Determine which lines of the records include the word "Studio", and copy them.

=== Records for processing ===

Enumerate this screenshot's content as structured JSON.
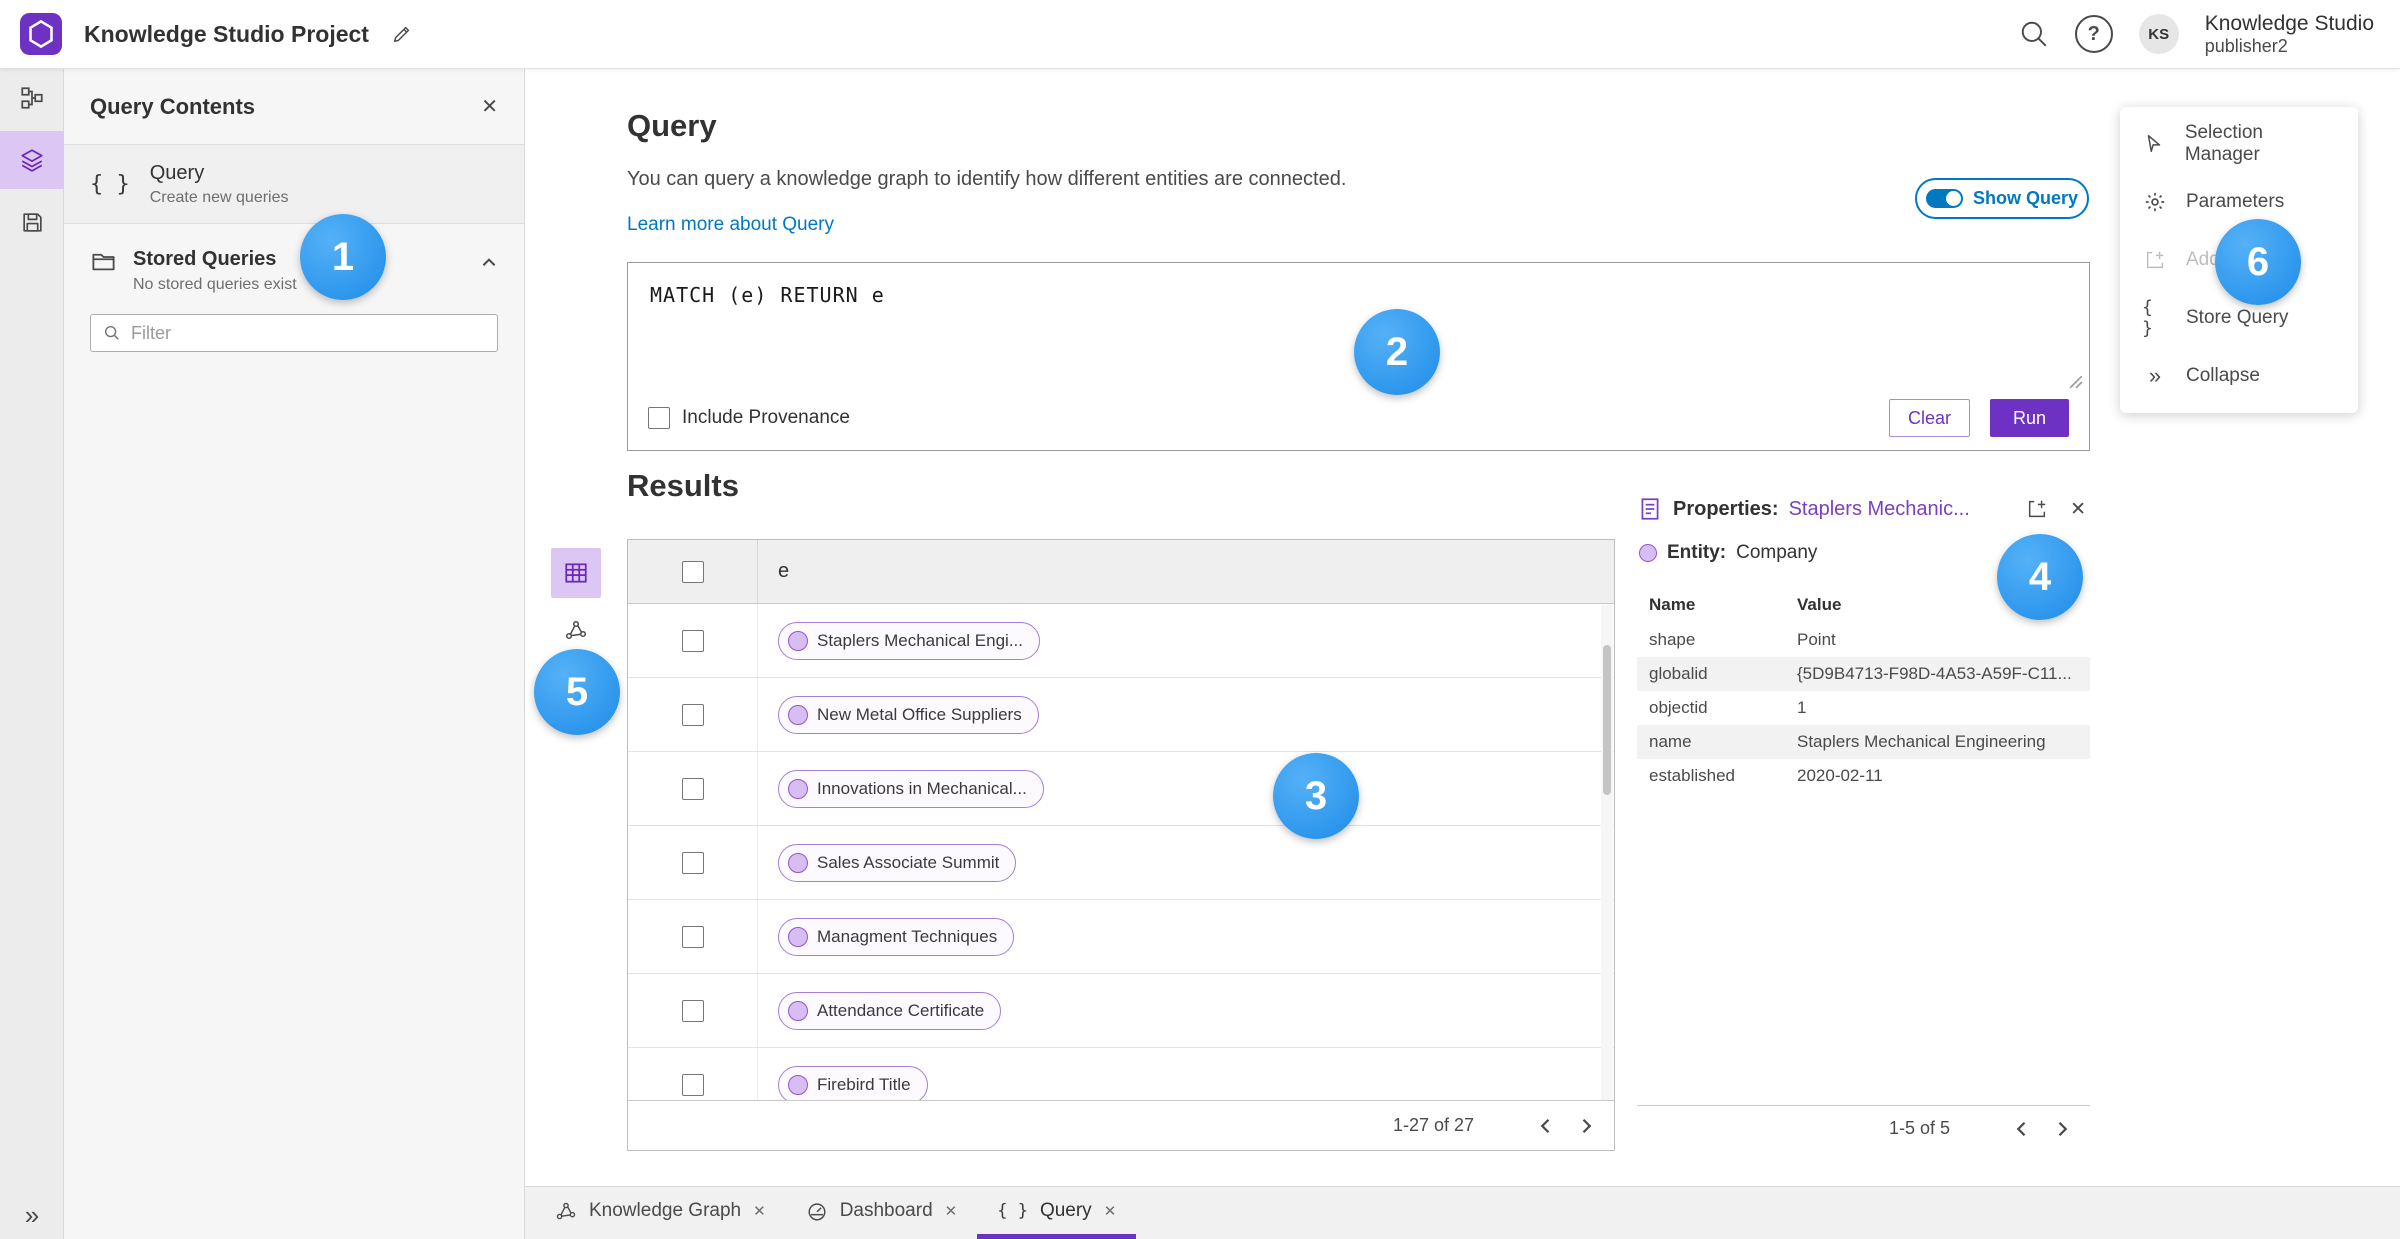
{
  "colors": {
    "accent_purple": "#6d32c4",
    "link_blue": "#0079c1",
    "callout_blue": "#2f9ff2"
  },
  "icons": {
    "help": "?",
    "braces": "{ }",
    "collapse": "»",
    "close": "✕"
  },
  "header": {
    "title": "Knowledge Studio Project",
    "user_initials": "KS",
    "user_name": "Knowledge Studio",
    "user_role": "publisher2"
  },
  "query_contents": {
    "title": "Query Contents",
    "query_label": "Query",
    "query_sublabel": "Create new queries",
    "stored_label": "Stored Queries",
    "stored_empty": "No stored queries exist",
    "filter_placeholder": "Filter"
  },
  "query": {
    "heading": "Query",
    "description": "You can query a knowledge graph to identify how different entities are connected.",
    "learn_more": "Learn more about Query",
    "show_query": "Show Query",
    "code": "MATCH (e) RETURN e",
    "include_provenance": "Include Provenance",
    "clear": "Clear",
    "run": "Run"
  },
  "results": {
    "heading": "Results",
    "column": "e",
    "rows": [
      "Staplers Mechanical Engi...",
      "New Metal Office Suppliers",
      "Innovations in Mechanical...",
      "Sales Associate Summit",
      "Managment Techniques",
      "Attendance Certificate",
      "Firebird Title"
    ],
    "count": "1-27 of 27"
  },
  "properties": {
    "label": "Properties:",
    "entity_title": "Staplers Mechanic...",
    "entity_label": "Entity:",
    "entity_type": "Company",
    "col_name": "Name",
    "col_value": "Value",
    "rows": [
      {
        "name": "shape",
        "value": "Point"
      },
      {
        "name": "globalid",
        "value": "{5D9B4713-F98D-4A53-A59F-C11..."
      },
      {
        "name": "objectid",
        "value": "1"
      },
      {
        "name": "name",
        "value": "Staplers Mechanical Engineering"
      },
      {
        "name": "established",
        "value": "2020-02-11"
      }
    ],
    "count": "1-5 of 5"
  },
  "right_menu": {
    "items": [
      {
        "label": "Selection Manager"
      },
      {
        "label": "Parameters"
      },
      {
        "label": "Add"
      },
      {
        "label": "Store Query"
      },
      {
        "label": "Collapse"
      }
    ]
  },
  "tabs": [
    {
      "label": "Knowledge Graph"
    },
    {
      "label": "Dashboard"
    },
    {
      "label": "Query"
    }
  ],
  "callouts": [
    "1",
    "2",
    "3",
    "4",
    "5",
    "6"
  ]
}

===

» Result
    "title": "Knowledge Studio Project",
    "user_name": "Knowledge Studio",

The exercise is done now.